→ **GOAL**: Using the data below, gather each line that includes the word "simple".

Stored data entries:

»»

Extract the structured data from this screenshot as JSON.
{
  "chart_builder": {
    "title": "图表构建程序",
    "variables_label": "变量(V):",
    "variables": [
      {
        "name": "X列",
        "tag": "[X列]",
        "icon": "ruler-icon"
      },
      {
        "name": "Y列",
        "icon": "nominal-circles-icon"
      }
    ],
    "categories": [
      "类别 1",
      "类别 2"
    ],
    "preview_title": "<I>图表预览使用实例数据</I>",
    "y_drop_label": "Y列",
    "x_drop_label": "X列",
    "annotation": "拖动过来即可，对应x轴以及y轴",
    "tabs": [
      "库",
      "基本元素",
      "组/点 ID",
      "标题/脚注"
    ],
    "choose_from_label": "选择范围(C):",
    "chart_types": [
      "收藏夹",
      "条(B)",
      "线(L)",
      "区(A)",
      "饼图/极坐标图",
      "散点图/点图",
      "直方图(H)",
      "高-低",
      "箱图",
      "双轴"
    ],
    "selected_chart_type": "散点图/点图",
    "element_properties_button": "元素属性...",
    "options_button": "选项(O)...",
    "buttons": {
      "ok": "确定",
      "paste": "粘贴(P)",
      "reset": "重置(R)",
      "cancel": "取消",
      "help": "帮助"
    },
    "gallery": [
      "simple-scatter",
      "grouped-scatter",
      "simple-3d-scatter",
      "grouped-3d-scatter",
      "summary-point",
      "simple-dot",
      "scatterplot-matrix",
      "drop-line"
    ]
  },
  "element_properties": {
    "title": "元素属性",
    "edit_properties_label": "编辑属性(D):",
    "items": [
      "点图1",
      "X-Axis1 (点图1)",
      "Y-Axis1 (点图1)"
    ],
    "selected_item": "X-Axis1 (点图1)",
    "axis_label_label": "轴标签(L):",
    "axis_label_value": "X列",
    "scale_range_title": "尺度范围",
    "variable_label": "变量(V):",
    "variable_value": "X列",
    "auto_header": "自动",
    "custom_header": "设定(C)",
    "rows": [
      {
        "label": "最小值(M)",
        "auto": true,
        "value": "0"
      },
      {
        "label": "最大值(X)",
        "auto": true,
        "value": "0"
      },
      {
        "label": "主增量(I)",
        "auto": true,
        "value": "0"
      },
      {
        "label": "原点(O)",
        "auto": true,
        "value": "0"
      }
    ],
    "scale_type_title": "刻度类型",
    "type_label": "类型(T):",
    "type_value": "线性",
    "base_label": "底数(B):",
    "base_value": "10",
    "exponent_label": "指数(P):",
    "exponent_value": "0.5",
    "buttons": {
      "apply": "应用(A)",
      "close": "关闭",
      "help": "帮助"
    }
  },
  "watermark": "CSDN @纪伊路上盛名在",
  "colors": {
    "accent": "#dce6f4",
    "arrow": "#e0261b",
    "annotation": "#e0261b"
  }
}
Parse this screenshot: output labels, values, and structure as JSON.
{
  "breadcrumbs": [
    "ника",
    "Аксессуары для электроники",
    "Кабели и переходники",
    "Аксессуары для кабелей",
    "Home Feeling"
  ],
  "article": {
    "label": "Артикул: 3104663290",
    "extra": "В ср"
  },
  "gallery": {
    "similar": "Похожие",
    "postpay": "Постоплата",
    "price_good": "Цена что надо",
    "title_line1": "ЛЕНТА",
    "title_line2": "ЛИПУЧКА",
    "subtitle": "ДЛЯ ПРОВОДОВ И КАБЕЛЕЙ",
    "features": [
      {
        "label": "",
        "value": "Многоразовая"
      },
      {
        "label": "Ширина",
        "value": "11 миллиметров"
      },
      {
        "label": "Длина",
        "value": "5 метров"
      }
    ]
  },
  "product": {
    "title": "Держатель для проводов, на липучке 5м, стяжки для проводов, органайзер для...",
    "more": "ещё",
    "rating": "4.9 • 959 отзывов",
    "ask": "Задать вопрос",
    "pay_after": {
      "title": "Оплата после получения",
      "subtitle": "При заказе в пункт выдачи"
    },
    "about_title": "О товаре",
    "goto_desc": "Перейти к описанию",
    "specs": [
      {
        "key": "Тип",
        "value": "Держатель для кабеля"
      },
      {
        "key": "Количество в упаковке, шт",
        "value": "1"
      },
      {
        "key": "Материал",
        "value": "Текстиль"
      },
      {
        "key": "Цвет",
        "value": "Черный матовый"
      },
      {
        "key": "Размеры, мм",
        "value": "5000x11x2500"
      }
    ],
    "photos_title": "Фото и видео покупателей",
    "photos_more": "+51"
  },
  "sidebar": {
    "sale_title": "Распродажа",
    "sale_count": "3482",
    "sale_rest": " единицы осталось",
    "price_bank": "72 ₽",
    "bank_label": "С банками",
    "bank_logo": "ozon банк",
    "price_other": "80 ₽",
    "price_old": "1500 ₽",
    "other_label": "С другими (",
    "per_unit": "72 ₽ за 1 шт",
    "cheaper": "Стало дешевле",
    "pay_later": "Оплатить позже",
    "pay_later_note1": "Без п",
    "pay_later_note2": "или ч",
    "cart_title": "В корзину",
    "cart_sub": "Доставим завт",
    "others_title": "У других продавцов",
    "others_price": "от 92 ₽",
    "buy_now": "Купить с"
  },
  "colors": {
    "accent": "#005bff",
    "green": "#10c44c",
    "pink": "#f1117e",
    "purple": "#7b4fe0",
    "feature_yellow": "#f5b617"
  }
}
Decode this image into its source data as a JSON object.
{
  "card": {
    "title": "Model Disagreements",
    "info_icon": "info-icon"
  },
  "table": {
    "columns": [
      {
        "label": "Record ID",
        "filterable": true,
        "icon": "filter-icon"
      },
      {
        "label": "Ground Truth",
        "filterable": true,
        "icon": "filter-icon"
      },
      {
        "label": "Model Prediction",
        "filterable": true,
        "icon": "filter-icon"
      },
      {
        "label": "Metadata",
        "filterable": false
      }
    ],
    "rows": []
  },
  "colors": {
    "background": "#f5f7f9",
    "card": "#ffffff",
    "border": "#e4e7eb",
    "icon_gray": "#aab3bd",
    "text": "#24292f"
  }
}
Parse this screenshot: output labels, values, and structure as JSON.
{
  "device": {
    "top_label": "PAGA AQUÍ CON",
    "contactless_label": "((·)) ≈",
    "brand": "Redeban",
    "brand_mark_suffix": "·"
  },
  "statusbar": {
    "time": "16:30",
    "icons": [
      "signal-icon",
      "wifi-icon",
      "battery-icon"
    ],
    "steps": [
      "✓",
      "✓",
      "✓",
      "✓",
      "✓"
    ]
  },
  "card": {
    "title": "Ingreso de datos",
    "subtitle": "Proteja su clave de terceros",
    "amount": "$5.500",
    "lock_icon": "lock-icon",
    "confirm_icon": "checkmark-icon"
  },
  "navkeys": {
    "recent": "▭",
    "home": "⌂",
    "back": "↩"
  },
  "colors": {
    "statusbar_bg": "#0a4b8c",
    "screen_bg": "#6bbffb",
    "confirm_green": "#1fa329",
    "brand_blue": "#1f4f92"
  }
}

««

→ **TASK OUTPUT**:
      "simple-scatter",
      "simple-3d-scatter",
      "simple-dot",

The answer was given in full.